DATA TO USE
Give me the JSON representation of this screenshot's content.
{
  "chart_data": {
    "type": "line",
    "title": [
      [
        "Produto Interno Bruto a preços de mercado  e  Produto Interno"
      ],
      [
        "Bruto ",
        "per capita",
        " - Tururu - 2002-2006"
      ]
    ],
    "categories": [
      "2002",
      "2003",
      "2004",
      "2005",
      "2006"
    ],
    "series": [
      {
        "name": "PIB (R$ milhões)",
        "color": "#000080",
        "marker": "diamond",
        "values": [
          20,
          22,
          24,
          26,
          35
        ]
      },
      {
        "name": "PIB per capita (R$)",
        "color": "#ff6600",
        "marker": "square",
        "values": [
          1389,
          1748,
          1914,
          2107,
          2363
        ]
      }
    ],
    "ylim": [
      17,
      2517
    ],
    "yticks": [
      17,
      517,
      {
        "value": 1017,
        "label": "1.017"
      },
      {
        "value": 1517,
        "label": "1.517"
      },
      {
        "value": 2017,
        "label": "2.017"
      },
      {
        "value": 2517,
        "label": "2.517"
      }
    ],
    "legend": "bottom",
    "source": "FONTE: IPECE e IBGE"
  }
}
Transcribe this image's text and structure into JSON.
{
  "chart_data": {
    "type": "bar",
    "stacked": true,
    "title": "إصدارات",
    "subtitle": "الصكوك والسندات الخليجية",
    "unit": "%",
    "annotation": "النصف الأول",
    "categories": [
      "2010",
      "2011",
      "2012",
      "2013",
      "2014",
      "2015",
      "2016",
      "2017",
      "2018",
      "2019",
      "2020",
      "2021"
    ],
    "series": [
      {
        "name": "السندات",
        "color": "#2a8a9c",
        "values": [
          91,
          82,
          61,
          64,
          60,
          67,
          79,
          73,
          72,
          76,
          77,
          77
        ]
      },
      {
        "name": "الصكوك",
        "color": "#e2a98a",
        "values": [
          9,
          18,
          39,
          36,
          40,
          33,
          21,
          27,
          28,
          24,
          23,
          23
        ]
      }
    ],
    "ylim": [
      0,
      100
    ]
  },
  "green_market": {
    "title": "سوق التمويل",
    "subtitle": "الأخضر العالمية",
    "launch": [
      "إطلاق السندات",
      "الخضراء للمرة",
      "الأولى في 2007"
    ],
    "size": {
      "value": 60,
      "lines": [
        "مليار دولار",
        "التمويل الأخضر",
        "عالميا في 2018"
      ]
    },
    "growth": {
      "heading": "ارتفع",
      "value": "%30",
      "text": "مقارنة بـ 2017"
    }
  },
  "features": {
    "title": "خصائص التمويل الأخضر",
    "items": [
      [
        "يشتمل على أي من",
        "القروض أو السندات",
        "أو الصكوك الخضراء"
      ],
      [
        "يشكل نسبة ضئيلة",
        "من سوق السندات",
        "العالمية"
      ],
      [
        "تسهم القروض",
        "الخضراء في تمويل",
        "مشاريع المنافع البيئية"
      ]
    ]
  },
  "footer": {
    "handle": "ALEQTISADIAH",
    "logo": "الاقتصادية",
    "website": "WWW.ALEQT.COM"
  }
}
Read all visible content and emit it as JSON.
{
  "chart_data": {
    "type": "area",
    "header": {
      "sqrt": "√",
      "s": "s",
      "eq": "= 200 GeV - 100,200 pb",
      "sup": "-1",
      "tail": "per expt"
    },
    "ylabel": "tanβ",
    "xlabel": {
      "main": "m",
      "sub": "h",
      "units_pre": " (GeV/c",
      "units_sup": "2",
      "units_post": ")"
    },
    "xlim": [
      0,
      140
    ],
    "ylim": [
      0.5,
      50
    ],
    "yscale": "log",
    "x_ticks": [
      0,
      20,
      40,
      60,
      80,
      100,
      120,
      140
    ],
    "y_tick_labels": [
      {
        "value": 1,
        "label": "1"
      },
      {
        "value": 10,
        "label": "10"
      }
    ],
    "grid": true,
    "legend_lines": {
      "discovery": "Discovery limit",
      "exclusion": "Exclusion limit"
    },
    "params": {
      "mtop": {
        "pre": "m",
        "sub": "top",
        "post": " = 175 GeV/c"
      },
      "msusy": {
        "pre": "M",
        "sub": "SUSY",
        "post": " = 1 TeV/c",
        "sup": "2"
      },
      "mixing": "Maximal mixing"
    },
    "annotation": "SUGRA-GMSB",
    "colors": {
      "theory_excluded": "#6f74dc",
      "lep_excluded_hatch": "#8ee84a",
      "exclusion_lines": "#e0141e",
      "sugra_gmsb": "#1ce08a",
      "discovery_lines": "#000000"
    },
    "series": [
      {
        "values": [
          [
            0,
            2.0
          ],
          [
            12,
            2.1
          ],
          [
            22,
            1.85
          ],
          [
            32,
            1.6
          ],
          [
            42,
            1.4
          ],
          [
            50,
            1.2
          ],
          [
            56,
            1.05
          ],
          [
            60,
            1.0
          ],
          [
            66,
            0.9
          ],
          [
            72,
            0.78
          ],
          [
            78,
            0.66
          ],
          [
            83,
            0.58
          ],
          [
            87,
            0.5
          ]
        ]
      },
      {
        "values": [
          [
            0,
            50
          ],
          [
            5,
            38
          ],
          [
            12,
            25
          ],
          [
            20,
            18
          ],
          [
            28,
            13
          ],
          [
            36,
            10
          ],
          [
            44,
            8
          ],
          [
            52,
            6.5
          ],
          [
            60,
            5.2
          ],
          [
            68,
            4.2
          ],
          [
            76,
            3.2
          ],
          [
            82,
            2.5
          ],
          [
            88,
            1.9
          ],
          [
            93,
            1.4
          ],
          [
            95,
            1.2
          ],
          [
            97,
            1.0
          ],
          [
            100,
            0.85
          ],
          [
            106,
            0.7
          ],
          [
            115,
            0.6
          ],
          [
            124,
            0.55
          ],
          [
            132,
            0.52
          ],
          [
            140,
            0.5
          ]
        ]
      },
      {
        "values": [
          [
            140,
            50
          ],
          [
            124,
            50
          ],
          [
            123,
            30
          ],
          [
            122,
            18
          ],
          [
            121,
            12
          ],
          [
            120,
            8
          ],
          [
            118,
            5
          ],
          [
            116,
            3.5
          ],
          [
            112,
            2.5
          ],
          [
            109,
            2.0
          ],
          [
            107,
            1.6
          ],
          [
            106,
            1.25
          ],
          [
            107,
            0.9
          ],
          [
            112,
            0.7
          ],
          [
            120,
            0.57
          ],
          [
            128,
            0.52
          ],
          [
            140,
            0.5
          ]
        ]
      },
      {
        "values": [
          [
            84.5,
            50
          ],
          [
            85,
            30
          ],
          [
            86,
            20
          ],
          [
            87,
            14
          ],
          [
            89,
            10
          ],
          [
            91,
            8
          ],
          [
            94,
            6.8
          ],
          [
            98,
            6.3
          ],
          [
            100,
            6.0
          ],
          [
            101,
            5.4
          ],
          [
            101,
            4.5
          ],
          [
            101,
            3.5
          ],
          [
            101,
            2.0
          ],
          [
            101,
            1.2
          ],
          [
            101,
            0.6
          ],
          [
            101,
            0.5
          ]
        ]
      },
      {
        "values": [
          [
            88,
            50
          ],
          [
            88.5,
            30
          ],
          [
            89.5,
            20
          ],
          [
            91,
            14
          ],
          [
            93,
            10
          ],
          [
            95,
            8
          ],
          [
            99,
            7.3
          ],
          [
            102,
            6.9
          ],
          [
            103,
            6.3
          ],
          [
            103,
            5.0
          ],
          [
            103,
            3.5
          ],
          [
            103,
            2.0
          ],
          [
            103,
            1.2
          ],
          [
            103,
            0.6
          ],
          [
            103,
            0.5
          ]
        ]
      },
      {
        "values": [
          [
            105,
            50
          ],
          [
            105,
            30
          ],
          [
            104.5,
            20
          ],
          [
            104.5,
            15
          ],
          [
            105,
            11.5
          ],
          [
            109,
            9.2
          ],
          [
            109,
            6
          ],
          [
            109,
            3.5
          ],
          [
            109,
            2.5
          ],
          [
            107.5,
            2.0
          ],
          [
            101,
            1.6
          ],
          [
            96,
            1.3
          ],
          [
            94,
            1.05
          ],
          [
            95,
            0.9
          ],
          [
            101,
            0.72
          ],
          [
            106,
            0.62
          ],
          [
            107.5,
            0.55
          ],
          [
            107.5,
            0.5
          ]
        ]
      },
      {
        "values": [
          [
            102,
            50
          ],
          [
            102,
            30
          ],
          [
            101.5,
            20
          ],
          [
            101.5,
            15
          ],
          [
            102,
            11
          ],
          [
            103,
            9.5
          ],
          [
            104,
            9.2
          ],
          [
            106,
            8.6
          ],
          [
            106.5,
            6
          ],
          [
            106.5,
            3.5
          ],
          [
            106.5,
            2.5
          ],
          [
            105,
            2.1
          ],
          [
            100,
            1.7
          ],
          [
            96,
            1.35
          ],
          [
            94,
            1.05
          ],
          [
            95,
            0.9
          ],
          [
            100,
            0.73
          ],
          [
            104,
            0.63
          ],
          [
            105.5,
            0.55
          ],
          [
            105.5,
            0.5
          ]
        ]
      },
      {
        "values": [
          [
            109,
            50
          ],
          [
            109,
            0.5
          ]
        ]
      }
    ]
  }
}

WHAT IS REQUIRED
Which lines include the word "name"? Copy every one of them.

WORKED SOLUTION
        "name": "PIB (R$ milhões)",
        "name": "PIB per capita (R$)",
        "name": "السندات",
        "name": "الصكوك",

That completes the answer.